• [YOUR INSTRUCTIONS]:
Separate out the lines that hold "this".

• [EXTRACTED DATA]:
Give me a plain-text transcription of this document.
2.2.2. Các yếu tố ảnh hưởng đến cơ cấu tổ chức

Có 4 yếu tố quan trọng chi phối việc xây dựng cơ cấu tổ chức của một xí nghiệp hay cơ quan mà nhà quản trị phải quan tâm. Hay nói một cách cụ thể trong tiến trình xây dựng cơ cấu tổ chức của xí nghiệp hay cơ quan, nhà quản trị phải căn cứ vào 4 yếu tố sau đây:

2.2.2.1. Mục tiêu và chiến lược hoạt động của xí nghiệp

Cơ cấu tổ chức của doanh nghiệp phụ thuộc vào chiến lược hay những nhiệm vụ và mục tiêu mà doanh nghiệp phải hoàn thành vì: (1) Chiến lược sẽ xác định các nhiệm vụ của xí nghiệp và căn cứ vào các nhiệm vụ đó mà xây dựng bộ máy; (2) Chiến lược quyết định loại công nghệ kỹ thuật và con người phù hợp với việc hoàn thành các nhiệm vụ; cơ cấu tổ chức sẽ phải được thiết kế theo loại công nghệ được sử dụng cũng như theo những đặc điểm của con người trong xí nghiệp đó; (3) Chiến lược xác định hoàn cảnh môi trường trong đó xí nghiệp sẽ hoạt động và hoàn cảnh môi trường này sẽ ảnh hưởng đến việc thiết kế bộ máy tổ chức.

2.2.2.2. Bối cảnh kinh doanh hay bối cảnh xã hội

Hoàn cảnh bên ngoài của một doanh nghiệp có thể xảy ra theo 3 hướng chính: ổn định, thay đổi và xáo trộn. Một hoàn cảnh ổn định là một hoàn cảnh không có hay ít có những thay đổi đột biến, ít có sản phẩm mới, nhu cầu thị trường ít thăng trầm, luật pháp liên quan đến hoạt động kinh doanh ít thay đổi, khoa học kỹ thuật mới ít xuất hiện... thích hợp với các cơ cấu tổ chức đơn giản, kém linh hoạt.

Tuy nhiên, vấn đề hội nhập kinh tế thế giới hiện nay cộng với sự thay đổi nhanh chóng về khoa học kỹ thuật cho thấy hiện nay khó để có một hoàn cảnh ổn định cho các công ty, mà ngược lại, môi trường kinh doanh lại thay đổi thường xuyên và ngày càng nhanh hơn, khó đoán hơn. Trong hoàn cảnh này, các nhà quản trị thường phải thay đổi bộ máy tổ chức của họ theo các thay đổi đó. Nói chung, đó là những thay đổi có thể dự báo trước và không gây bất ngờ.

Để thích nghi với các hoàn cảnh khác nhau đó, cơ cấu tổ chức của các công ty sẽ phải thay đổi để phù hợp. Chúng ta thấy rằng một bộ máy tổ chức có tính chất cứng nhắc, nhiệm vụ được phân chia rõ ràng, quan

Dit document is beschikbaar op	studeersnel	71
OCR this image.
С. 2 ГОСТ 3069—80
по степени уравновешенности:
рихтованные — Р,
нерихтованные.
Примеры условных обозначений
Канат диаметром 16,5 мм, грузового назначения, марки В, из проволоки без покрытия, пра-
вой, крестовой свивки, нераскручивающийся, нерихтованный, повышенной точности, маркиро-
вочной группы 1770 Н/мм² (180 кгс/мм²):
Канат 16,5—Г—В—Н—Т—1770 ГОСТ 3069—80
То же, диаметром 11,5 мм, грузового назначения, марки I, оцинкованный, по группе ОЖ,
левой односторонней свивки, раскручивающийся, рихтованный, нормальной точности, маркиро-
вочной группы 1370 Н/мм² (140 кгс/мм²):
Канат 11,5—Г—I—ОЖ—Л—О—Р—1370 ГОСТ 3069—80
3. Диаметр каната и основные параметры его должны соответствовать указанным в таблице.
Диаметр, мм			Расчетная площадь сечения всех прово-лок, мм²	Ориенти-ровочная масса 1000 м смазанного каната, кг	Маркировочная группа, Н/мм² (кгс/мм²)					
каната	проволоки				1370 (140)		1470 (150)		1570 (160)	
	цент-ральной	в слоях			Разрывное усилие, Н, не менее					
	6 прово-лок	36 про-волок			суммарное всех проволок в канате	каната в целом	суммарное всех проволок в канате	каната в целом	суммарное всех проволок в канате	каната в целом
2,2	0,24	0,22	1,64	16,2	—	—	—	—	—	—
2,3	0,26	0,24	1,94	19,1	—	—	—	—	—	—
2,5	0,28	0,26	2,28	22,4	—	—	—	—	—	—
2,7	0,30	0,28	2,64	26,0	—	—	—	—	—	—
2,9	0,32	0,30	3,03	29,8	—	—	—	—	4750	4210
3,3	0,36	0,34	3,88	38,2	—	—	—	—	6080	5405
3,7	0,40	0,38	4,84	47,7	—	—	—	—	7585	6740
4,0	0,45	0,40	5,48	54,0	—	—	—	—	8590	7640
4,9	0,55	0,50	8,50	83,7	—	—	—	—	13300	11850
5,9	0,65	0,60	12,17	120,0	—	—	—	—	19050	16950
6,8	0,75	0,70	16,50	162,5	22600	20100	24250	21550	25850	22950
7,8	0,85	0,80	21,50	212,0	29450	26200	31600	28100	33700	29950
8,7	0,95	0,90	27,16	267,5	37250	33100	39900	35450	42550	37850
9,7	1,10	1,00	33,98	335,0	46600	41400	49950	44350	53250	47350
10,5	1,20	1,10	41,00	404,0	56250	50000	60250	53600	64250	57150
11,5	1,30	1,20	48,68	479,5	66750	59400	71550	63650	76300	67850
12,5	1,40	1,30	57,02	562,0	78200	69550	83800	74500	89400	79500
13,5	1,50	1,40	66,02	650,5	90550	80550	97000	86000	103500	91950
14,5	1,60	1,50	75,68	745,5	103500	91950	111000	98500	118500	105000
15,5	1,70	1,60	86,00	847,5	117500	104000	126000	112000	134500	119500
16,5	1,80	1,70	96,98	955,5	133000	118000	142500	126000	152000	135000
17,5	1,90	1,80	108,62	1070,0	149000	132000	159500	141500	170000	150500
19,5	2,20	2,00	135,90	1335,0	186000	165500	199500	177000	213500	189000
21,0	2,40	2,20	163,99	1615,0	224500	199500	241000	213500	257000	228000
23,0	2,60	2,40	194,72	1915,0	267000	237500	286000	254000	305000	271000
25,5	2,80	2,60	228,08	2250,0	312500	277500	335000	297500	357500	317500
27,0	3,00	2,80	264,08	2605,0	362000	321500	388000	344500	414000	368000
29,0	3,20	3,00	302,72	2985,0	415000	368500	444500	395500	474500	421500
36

• [SOLUTION TO THE PROBLEM]:
Give me a plain-text transcription of this document.
OCR this image.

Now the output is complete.